● Aim:
Make an exact copy of the entries below.

● Data entries:
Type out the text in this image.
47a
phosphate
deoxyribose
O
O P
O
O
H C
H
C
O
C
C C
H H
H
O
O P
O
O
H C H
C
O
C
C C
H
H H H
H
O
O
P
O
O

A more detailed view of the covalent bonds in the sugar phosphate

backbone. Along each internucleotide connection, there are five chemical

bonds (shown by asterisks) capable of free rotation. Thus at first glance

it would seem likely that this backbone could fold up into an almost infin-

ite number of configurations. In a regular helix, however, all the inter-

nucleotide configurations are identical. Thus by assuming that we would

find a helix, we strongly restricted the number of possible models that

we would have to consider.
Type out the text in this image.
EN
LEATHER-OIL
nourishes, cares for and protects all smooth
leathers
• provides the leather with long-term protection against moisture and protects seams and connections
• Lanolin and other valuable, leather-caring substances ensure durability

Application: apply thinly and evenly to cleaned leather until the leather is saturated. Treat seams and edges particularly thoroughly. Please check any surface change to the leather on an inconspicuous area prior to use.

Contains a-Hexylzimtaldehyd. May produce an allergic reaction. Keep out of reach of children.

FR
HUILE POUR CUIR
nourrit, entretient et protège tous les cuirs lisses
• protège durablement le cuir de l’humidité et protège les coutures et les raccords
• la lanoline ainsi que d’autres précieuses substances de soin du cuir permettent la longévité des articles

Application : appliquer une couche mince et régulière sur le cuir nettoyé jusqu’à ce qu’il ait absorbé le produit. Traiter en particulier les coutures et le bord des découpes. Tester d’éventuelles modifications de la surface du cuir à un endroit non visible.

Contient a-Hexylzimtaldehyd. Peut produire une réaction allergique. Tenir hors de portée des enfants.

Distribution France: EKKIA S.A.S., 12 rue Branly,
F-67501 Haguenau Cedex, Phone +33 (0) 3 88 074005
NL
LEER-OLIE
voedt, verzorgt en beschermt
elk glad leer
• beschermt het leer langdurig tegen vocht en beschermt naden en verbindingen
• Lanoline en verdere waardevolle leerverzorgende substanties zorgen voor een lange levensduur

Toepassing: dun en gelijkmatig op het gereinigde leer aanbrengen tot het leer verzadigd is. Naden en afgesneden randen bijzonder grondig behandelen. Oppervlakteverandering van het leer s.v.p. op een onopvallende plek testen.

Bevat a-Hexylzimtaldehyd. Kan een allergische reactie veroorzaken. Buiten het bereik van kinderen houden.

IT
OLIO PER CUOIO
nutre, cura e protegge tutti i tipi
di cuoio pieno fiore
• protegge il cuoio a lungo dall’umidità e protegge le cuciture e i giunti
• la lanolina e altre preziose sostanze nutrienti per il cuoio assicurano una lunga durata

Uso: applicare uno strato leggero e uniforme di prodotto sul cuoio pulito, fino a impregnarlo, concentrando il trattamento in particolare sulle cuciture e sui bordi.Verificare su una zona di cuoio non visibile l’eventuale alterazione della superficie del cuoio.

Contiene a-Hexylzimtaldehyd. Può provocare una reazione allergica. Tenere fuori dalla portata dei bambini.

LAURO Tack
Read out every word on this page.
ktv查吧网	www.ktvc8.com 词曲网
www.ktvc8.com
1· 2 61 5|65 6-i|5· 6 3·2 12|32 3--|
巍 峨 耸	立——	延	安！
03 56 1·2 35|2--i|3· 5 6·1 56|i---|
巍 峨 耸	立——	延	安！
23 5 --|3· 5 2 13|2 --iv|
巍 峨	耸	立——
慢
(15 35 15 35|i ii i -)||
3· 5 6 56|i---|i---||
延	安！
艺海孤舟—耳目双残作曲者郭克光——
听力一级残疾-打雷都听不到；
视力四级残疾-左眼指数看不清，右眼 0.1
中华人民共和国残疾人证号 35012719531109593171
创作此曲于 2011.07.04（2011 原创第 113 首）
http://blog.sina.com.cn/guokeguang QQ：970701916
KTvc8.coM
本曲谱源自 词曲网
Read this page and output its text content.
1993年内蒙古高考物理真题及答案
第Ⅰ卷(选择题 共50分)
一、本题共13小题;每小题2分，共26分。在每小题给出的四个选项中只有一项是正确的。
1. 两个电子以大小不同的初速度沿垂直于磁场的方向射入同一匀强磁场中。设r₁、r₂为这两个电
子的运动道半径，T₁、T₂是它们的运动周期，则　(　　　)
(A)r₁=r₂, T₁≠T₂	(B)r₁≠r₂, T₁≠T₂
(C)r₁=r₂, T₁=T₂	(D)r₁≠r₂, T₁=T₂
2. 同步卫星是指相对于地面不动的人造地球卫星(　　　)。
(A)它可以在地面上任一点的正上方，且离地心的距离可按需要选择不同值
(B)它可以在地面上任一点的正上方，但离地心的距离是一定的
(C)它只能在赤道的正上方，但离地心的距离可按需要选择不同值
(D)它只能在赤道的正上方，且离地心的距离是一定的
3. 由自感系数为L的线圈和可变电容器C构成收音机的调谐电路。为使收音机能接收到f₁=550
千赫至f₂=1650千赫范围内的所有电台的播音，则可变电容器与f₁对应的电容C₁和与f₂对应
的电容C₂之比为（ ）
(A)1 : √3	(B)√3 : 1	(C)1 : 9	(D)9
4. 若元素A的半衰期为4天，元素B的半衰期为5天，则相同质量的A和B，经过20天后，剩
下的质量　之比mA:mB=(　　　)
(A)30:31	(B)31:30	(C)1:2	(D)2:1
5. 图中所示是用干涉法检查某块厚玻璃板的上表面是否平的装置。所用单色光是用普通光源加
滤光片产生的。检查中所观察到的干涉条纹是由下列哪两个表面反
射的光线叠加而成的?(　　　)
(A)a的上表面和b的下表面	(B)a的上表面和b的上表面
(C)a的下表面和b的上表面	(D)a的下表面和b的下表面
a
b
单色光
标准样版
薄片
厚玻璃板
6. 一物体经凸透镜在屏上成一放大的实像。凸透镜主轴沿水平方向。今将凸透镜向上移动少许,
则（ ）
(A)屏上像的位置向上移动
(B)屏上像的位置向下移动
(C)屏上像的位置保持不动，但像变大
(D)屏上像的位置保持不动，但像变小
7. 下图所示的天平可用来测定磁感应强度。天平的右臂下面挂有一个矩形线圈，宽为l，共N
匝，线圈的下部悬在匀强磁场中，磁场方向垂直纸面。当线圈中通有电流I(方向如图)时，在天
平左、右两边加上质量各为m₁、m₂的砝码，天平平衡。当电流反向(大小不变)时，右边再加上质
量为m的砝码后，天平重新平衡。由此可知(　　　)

● Solution to this problem:
Type out the text in this image.
47a
phosphate
deoxyribose
O
O P
O
O
H C
H
C
O
C
C C
H H
H
O
O P
O
O
H C H
C
O
C
C C
H
H H H
H
O
O
P
O
O

A more detailed view of the covalent bonds in the sugar phosphate

backbone. Along each internucleotide connection, there are five chemical

bonds (shown by asterisks) capable of free rotation. Thus at first glance

it would seem likely that this backbone could fold up into an almost infin-

ite number of configurations. In a regular helix, however, all the inter-

nucleotide configurations are identical. Thus by assuming that we would

find a helix, we strongly restricted the number of possible models that

we would have to consider.
Type out the text in this image.
EN
LEATHER-OIL
nourishes, cares for and protects all smooth
leathers
• provides the leather with long-term protection against moisture and protects seams and connections
• Lanolin and other valuable, leather-caring substances ensure durability

Application: apply thinly and evenly to cleaned leather until the leather is saturated. Treat seams and edges particularly thoroughly. Please check any surface change to the leather on an inconspicuous area prior to use.

Contains a-Hexylzimtaldehyd. May produce an allergic reaction. Keep out of reach of children.

FR
HUILE POUR CUIR
nourrit, entretient et protège tous les cuirs lisses
• protège durablement le cuir de l’humidité et protège les coutures et les raccords
• la lanoline ainsi que d’autres précieuses substances de soin du cuir permettent la longévité des articles

Application : appliquer une couche mince et régulière sur le cuir nettoyé jusqu’à ce qu’il ait absorbé le produit. Traiter en particulier les coutures et le bord des découpes. Tester d’éventuelles modifications de la surface du cuir à un endroit non visible.

Contient a-Hexylzimtaldehyd. Peut produire une réaction allergique. Tenir hors de portée des enfants.

Distribution France: EKKIA S.A.S., 12 rue Branly,
F-67501 Haguenau Cedex, Phone +33 (0) 3 88 074005
NL
LEER-OLIE
voedt, verzorgt en beschermt
elk glad leer
• beschermt het leer langdurig tegen vocht en beschermt naden en verbindingen
• Lanoline en verdere waardevolle leerverzorgende substanties zorgen voor een lange levensduur

Toepassing: dun en gelijkmatig op het gereinigde leer aanbrengen tot het leer verzadigd is. Naden en afgesneden randen bijzonder grondig behandelen. Oppervlakteverandering van het leer s.v.p. op een onopvallende plek testen.

Bevat a-Hexylzimtaldehyd. Kan een allergische reactie veroorzaken. Buiten het bereik van kinderen houden.

IT
OLIO PER CUOIO
nutre, cura e protegge tutti i tipi
di cuoio pieno fiore
• protegge il cuoio a lungo dall’umidità e protegge le cuciture e i giunti
• la lanolina e altre preziose sostanze nutrienti per il cuoio assicurano una lunga durata

Uso: applicare uno strato leggero e uniforme di prodotto sul cuoio pulito, fino a impregnarlo, concentrando il trattamento in particolare sulle cuciture e sui bordi.Verificare su una zona di cuoio non visibile l’eventuale alterazione della superficie del cuoio.

Contiene a-Hexylzimtaldehyd. Può provocare una reazione allergica. Tenere fuori dalla portata dei bambini.

LAURO Tack
Read out every word on this page.
ktv查吧网	www.ktvc8.com 词曲网
www.ktvc8.com
1· 2 61 5|65 6-i|5· 6 3·2 12|32 3--|
巍 峨 耸	立——	延	安！
03 56 1·2 35|2--i|3· 5 6·1 56|i---|
巍 峨 耸	立——	延	安！
23 5 --|3· 5 2 13|2 --iv|
巍 峨	耸	立——
慢
(15 35 15 35|i ii i -)||
3· 5 6 56|i---|i---||
延	安！
艺海孤舟—耳目双残作曲者郭克光——
听力一级残疾-打雷都听不到；
视力四级残疾-左眼指数看不清，右眼 0.1
中华人民共和国残疾人证号 35012719531109593171
创作此曲于 2011.07.04（2011 原创第 113 首）
http://blog.sina.com.cn/guokeguang QQ：970701916
KTvc8.coM
本曲谱源自 词曲网
Read this page and output its text content.
1993年内蒙古高考物理真题及答案
第Ⅰ卷(选择题 共50分)
一、本题共13小题;每小题2分，共26分。在每小题给出的四个选项中只有一项是正确的。
1. 两个电子以大小不同的初速度沿垂直于磁场的方向射入同一匀强磁场中。设r₁、r₂为这两个电
子的运动道半径，T₁、T₂是它们的运动周期，则　(　　　)
(A)r₁=r₂, T₁≠T₂	(B)r₁≠r₂, T₁≠T₂
(C)r₁=r₂, T₁=T₂	(D)r₁≠r₂, T₁=T₂
2. 同步卫星是指相对于地面不动的人造地球卫星(　　　)。
(A)它可以在地面上任一点的正上方，且离地心的距离可按需要选择不同值
(B)它可以在地面上任一点的正上方，但离地心的距离是一定的
(C)它只能在赤道的正上方，但离地心的距离可按需要选择不同值
(D)它只能在赤道的正上方，且离地心的距离是一定的
3. 由自感系数为L的线圈和可变电容器C构成收音机的调谐电路。为使收音机能接收到f₁=550
千赫至f₂=1650千赫范围内的所有电台的播音，则可变电容器与f₁对应的电容C₁和与f₂对应
的电容C₂之比为（ ）
(A)1 : √3	(B)√3 : 1	(C)1 : 9	(D)9
4. 若元素A的半衰期为4天，元素B的半衰期为5天，则相同质量的A和B，经过20天后，剩
下的质量　之比mA:mB=(　　　)
(A)30:31	(B)31:30	(C)1:2	(D)2:1
5. 图中所示是用干涉法检查某块厚玻璃板的上表面是否平的装置。所用单色光是用普通光源加
滤光片产生的。检查中所观察到的干涉条纹是由下列哪两个表面反
射的光线叠加而成的?(　　　)
(A)a的上表面和b的下表面	(B)a的上表面和b的上表面
(C)a的下表面和b的上表面	(D)a的下表面和b的下表面
a
b
单色光
标准样版
薄片
厚玻璃板
6. 一物体经凸透镜在屏上成一放大的实像。凸透镜主轴沿水平方向。今将凸透镜向上移动少许,
则（ ）
(A)屏上像的位置向上移动
(B)屏上像的位置向下移动
(C)屏上像的位置保持不动，但像变大
(D)屏上像的位置保持不动，但像变小
7. 下图所示的天平可用来测定磁感应强度。天平的右臂下面挂有一个矩形线圈，宽为l，共N
匝，线圈的下部悬在匀强磁场中，磁场方向垂直纸面。当线圈中通有电流I(方向如图)时，在天
平左、右两边加上质量各为m₁、m₂的砝码，天平平衡。当电流反向(大小不变)时，右边再加上质
量为m的砝码后，天平重新平衡。由此可知(　　　)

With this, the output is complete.